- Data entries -
========================================

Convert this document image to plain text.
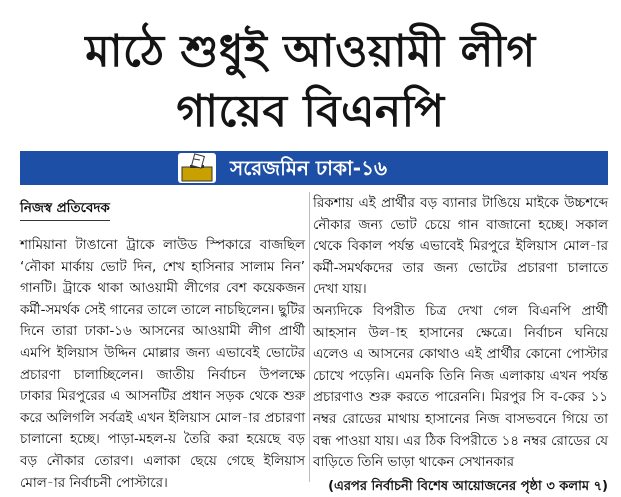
মাঠে শুধুই আওয়ামী লীগ
গায়েব বিএনপি
সরেজমিন ঢাকা-১৬
নিজস্ব প্রতিবেদক

শামিয়ানা টাঙানো ট্রাকে লাউড স্পিকারে বাজছিল ‘নৌকা মার্কায় ভোট দিন, শেখ হাসিনার সালাম নিন’ গানটি। ট্রাকে থাকা আওয়ামী লীগের বেশ কয়েকজন কর্মী-সমর্থক সেই গানের তালে তালে নাচছিলেন। ছুটির দিনে তারা ঢাকা-১৬ আসনের আওয়ামী লীগ প্রার্থী এমপি ইলিয়াস উদ্দিন মোল্লার জন্য এভাবেই ভোটের প্রচারণা চালাচ্ছিলেন। জাতীয় নির্বাচন উপলক্ষে ঢাকার মিরপুরের এ আসনটির প্রধান সড়ক থেকে শুরু করে অলিগলি সর্বত্রই এখন ইলিয়াস মোল-ার প্রচারণা চালানো হচ্ছে। পাড়া-মহল-য় তৈরি করা হয়েছে বড় বড় নৌকার তোরণ। এলাকা ছেয়ে গেছে ইলিয়াস মোল-ার নির্বাচনী পোস্টারে।

রিকশায় এই প্রার্থীর বড় ব্যানার টাঙিয়ে মাইকে উচ্চশব্দে নৌকার জন্য ভোট চেয়ে গান বাজানো হচ্ছে। সকাল থেকে বিকাল পর্যন্ত এভাবেই মিরপুরে ইলিয়াস মোল-ার কর্মী-সমর্থকদের তার জন্য ভোটের প্রচারণা চালাতে দেখা যায়।

অন্যদিকে বিপরীত চিত্র দেখা গেল বিএনপি প্রার্থী আহসান উল-াহ হাসানের ক্ষেত্রে। নির্বাচন ঘনিয়ে এলেও এ আসনের কোথাও এই প্রার্থীর কোনো পোস্টার চোখে পড়েনি। এমনকি তিনি নিজ এলাকায় এখন পর্যন্ত প্রচারণাও শুরু করতে পারেননি। মিরপুর সি ব-কের ১১ নম্বর রোডের মাথায় হাসানের নিজ বাসভবনে গিয়ে তা বন্ধ পাওয়া যায়। এর ঠিক বিপরীতে ১৪ নম্বর রোডের যে বাড়িতে তিনি ভাড়া থাকেন সেখানকার

(এরপর নির্বাচনী বিশেষ আয়োজনের পৃষ্ঠা ৩ কলাম ৭)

========================================

- PROBLEM DESCRIPTION -
Transcribe all of the material exactly, leaving out whatever pictures it contains.

- OUTPUT OF THE EXERCISE -
Convert this document image to plain text.
মাঠে শুধুই আওয়ামী লীগ
গায়েব বিএনপি
সরেজমিন ঢাকা-১৬
নিজস্ব প্রতিবেদক

শামিয়ানা টাঙানো ট্রাকে লাউড স্পিকারে বাজছিল ‘নৌকা মার্কায় ভোট দিন, শেখ হাসিনার সালাম নিন’ গানটি। ট্রাকে থাকা আওয়ামী লীগের বেশ কয়েকজন কর্মী-সমর্থক সেই গানের তালে তালে নাচছিলেন। ছুটির দিনে তারা ঢাকা-১৬ আসনের আওয়ামী লীগ প্রার্থী এমপি ইলিয়াস উদ্দিন মোল্লার জন্য এভাবেই ভোটের প্রচারণা চালাচ্ছিলেন। জাতীয় নির্বাচন উপলক্ষে ঢাকার মিরপুরের এ আসনটির প্রধান সড়ক থেকে শুরু করে অলিগলি সর্বত্রই এখন ইলিয়াস মোল-ার প্রচারণা চালানো হচ্ছে। পাড়া-মহল-য় তৈরি করা হয়েছে বড় বড় নৌকার তোরণ। এলাকা ছেয়ে গেছে ইলিয়াস মোল-ার নির্বাচনী পোস্টারে।

রিকশায় এই প্রার্থীর বড় ব্যানার টাঙিয়ে মাইকে উচ্চশব্দে নৌকার জন্য ভোট চেয়ে গান বাজানো হচ্ছে। সকাল থেকে বিকাল পর্যন্ত এভাবেই মিরপুরে ইলিয়াস মোল-ার কর্মী-সমর্থকদের তার জন্য ভোটের প্রচারণা চালাতে দেখা যায়।

অন্যদিকে বিপরীত চিত্র দেখা গেল বিএনপি প্রার্থী আহসান উল-াহ হাসানের ক্ষেত্রে। নির্বাচন ঘনিয়ে এলেও এ আসনের কোথাও এই প্রার্থীর কোনো পোস্টার চোখে পড়েনি। এমনকি তিনি নিজ এলাকায় এখন পর্যন্ত প্রচারণাও শুরু করতে পারেননি। মিরপুর সি ব-কের ১১ নম্বর রোডের মাথায় হাসানের নিজ বাসভবনে গিয়ে তা বন্ধ পাওয়া যায়। এর ঠিক বিপরীতে ১৪ নম্বর রোডের যে বাড়িতে তিনি ভাড়া থাকেন সেখানকার

(এরপর নির্বাচনী বিশেষ আয়োজনের পৃষ্ঠা ৩ কলাম ৭)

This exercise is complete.